What to work on:
a: In the text on vehicle data and parts forecasting, what do the 3R's stand for?
b: Print the passage of the text on vehicle data and parts forecasting that begins at the words "The type of" and stops after "associated with it.".

Exercise text:
.....
The type of data that vehicles on road can now transmit, range from overall performance indicators to the health condition of parts in use. Availability of this 'in-vehicle' data can dynamically alter the way the parts forecasting is done. It will not only improve the accuracy of forecast, but also help in ensuring 3R's (Right parts at the Right place at the Right time), the most sought after attribute by the companies. One can never guarantee the 3R's with the traditional forecasting methods as they work on the premise, "Future can be predicted by looking into the past", which most often has an element of error associated with it.

123asd.png                                     Figure 2: Benefits of vehicle connectivity [2]

The processed data can help companies gain insights on multiple parameters such as driving pattern, condition of the parts, and performance of the vehicle. This can play a great role in enhancing the customer experience. Monitoring the health of the parts in the vehicle can help a customer proactively schedule an appointment for replacement of the part and prevent unprecedented breakdowns.
.....
(Stored entries)
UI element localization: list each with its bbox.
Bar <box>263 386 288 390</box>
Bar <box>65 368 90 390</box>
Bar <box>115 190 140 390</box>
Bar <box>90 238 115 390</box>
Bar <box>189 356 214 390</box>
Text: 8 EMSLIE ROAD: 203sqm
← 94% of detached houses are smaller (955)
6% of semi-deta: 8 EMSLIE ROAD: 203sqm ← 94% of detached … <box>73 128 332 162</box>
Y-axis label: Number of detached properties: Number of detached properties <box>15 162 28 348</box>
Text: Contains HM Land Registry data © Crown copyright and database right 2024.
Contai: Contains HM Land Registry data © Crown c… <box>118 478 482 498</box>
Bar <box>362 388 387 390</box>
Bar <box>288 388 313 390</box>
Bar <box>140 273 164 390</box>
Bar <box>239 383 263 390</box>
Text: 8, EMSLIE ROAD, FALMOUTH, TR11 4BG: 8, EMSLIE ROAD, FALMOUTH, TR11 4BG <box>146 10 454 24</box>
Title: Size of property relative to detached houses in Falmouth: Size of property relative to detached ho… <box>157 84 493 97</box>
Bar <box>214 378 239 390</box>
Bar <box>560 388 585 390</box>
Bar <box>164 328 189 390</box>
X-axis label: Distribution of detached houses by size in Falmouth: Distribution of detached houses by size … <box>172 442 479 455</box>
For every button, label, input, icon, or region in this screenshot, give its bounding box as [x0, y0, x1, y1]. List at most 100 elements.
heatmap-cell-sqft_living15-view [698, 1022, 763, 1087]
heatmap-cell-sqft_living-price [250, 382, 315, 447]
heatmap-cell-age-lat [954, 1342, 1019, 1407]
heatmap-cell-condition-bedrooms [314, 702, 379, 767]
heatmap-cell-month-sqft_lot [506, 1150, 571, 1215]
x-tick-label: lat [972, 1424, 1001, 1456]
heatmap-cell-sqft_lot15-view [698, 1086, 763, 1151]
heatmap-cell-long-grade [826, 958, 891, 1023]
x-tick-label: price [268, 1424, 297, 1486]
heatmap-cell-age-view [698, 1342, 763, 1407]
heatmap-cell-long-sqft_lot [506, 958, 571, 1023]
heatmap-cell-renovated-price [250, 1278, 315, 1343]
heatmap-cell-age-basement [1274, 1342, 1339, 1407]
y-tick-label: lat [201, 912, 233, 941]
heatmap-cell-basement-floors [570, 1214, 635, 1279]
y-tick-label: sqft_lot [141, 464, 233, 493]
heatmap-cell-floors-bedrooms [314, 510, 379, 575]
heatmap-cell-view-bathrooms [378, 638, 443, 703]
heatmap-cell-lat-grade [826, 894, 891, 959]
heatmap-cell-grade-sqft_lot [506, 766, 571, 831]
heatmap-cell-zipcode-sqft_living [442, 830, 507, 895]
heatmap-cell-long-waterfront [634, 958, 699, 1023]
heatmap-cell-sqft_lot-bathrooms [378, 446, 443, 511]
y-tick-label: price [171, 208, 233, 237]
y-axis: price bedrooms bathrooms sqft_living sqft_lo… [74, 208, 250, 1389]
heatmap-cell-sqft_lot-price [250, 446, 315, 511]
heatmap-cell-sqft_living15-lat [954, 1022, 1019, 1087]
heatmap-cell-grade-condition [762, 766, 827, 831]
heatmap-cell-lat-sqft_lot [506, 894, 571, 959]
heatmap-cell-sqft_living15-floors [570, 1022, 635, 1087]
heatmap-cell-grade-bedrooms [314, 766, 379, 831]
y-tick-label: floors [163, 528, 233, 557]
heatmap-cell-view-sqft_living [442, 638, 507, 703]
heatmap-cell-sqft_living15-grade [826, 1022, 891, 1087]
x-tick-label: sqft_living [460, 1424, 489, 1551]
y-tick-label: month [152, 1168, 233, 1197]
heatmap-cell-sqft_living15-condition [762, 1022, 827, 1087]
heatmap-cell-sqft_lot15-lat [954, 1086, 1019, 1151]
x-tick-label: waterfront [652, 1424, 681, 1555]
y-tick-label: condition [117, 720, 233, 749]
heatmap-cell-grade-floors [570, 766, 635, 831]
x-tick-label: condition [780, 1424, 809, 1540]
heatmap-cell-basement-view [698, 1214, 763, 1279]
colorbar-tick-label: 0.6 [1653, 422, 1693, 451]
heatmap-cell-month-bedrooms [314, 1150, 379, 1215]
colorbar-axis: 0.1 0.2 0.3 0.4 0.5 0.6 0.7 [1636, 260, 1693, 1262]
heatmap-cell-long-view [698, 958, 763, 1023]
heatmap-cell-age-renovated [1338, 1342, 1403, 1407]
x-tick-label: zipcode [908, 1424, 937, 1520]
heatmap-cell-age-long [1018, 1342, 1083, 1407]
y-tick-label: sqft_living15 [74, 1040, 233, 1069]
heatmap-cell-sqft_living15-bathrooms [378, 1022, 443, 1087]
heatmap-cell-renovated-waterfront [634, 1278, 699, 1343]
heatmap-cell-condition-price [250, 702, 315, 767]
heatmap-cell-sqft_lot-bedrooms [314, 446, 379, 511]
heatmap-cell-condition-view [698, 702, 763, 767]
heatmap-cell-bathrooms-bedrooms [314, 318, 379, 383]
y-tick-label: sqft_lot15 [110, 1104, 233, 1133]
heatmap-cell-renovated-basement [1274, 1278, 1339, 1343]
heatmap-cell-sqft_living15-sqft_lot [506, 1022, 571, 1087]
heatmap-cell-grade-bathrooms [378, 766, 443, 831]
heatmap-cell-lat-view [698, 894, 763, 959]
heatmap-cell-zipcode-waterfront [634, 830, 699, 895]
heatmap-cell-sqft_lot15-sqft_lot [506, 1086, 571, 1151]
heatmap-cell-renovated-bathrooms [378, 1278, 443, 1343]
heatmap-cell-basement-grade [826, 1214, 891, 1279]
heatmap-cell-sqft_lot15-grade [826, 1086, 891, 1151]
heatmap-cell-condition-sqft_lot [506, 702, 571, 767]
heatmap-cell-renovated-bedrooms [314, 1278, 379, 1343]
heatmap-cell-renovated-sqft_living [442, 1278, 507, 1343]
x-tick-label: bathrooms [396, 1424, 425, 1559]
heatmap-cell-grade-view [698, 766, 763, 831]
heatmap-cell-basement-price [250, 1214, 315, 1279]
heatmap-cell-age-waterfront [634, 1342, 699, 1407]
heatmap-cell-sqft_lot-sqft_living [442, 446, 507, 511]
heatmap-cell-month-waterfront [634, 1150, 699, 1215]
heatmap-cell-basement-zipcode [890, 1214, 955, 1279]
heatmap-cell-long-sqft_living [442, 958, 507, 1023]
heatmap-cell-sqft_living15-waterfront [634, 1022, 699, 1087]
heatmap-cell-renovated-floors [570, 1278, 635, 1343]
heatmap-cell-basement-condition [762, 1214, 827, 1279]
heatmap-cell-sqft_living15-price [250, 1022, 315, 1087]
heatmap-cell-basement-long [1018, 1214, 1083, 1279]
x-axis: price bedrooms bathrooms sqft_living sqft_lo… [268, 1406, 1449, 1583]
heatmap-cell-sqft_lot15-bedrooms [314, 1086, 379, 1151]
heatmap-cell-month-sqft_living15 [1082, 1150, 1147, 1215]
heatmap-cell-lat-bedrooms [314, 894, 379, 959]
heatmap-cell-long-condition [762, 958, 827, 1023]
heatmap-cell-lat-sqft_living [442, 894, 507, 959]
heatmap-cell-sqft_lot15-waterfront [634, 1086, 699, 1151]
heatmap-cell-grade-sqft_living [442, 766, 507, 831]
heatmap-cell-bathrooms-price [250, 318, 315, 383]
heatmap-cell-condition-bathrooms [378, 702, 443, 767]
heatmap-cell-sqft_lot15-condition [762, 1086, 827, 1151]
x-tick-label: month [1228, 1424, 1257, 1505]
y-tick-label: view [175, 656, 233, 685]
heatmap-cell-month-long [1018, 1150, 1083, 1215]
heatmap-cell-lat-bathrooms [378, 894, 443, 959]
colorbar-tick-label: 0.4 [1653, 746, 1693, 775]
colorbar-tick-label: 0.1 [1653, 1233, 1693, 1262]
.....
Answer set:
a: Right parts at the Right place at the Right time.

b:
The type of data that vehicles on road can now transmit, range from overall performance indicators to the health condition of parts in use. Availability of this 'in-vehicle' data can dynamically alter the way the parts forecasting is done. It will not only improve the accuracy of forecast, but also help in ensuring 3R's (Right parts at the Right place at the Right time), the most sought after attribute by the companies. One can never guarantee the 3R's with the traditional forecasting methods as they work on the premise, "Future can be predicted by looking into the past", which most often has an element of error associated with it.